>> begin DOCUMENT

HI DERE, Thursday, 6 December 2007 21:54 (sixteen years ago) link

(By which I mean, the absence of religion creates the need for people to look for meaning in all kinds of bizarre places, like for example airport lounges.)

HI DERE, Thursday, 6 December 2007 21:57 (sixteen years ago) link

CAN O WORMS RIGHT HERE

El Tomboto, Thursday, 6 December 2007 21:57 (sixteen years ago) link

GETCHA LIVE BAIT

El Tomboto, Thursday, 6 December 2007 21:57 (sixteen years ago) link

^_^

HI DERE, Thursday, 6 December 2007 21:57 (sixteen years ago) link

Ha, Dan, I find it hard to believe you're quite as mystified by "nonsensical" doubts about airport-like public space as you're claiming here

nabisco, Thursday, 6 December 2007 21:59 (sixteen years ago) link

It's not so much that as much as it is the idea that an airport lounge is a space where people should be enriched spiritually. Or, for that matter, that a coffee shop is a place where people should be enriched spiritually; a coffee shop is a place where people should be able to buy some coffee.

HI DERE, Thursday, 6 December 2007 22:01 (sixteen years ago) link

I used hotels hallways as a template example of a kind of emptiness that is being exported into other parts of the built environment. When I first talked about this, I said, "Problem is that this kind of emptiness is conducive to certain kinds of financial transactions, too. And it's cheap. And it offends no one. So it grows."

>> end DOCUMENT

(REQUESTS)
**a.** Transcribe the stretch of the forum thread from "nabisco, Thursday, 6" through "buy some coffee.".
**b.** According to the forum thread, what is a coffee shop a place for?
**c.** List every distinct poster name that appears in the bylines of the forum thread.

>> begin STORED RECORDS

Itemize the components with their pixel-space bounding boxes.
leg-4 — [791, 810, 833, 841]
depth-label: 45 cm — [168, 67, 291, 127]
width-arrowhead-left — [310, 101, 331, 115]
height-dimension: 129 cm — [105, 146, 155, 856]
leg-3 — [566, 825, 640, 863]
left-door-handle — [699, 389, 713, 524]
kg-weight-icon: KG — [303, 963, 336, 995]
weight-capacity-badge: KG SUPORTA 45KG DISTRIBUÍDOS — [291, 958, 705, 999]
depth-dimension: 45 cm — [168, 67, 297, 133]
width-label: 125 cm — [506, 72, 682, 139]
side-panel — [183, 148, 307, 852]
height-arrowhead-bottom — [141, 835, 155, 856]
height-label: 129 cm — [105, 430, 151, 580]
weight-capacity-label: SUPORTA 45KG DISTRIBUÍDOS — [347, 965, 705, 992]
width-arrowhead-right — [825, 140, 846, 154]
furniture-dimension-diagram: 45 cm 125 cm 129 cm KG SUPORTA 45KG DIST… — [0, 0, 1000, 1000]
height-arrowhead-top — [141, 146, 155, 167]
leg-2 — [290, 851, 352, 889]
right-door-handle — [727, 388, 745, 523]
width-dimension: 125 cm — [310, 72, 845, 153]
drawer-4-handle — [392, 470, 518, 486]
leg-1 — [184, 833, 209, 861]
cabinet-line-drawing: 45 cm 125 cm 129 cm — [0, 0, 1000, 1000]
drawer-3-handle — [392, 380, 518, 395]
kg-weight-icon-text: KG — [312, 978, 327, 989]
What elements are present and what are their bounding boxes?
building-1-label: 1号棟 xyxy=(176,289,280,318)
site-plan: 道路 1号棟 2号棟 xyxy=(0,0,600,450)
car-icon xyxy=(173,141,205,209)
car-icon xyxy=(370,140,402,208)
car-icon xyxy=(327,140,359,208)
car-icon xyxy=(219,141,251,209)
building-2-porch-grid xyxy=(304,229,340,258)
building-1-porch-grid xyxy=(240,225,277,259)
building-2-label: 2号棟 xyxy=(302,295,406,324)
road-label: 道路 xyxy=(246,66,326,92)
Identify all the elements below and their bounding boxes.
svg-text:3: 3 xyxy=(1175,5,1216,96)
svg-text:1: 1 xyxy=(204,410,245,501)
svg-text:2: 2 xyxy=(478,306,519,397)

>> end STORED RECORDS

(SOLUTIONS TO THE PROBLEMS)
**a.**
nabisco, Thursday, 6 December 2007 21:59 (sixteen years ago) link

It's not so much that as much as it is the idea that an airport lounge is a space where people should be enriched spiritually. Or, for that matter, that a coffee shop is a place where people should be enriched spiritually; a coffee shop is a place where people should be able to buy some coffee.

**b.** A coffee shop is a place where people should be able to buy some coffee.

**c.**
HI DERE
El Tomboto
nabisco